• WHAT IS NEEDED: Return the entries below in their exact form, leaving the pictures out.

Chart and figure data
_ _ _ _ _ _ _

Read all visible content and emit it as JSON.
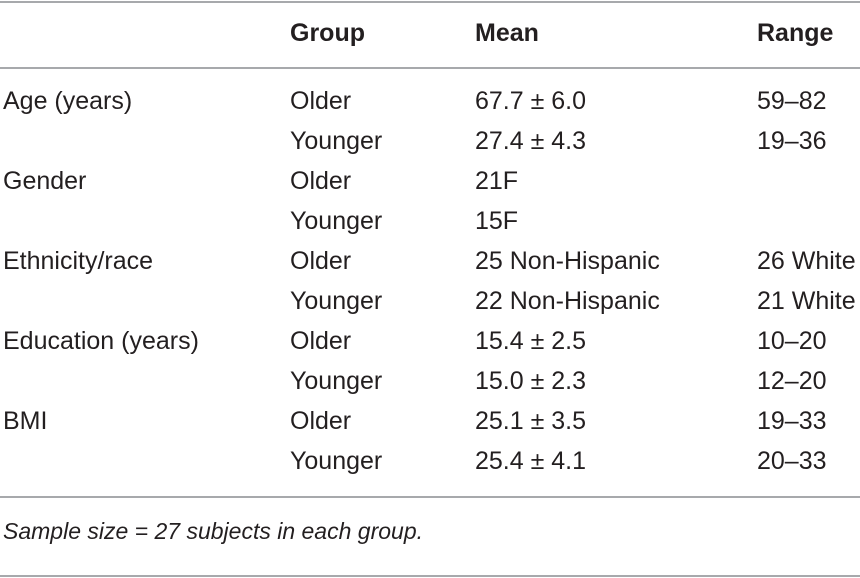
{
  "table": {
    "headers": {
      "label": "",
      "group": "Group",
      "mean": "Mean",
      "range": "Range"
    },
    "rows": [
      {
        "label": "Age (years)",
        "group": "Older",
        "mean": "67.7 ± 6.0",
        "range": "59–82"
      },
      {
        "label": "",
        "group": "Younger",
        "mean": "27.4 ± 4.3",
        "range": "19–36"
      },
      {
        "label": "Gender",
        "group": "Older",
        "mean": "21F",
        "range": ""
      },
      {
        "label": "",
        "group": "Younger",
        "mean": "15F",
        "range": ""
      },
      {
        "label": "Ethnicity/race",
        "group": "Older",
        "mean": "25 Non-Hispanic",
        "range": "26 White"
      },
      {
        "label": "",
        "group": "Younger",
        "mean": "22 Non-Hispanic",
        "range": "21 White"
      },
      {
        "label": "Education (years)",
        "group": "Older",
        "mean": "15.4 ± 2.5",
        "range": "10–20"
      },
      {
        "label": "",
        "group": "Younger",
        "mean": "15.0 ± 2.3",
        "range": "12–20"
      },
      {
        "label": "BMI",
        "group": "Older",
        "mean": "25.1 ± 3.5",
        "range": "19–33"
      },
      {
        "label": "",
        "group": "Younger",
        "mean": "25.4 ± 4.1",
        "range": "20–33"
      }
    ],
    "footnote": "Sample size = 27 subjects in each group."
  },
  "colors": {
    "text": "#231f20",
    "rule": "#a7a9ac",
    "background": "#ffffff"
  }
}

_ _ _ _ _ _ _

• EXERCISE OUTPUT:
Read all visible content and emit it as JSON.
{
  "table": {
    "headers": {
      "label": "",
      "group": "Group",
      "mean": "Mean",
      "range": "Range"
    },
    "rows": [
      {
        "label": "Age (years)",
        "group": "Older",
        "mean": "67.7 ± 6.0",
        "range": "59–82"
      },
      {
        "label": "",
        "group": "Younger",
        "mean": "27.4 ± 4.3",
        "range": "19–36"
      },
      {
        "label": "Gender",
        "group": "Older",
        "mean": "21F",
        "range": ""
      },
      {
        "label": "",
        "group": "Younger",
        "mean": "15F",
        "range": ""
      },
      {
        "label": "Ethnicity/race",
        "group": "Older",
        "mean": "25 Non-Hispanic",
        "range": "26 White"
      },
      {
        "label": "",
        "group": "Younger",
        "mean": "22 Non-Hispanic",
        "range": "21 White"
      },
      {
        "label": "Education (years)",
        "group": "Older",
        "mean": "15.4 ± 2.5",
        "range": "10–20"
      },
      {
        "label": "",
        "group": "Younger",
        "mean": "15.0 ± 2.3",
        "range": "12–20"
      },
      {
        "label": "BMI",
        "group": "Older",
        "mean": "25.1 ± 3.5",
        "range": "19–33"
      },
      {
        "label": "",
        "group": "Younger",
        "mean": "25.4 ± 4.1",
        "range": "20–33"
      }
    ],
    "footnote": "Sample size = 27 subjects in each group."
  },
  "colors": {
    "text": "#231f20",
    "rule": "#a7a9ac",
    "background": "#ffffff"
  }
}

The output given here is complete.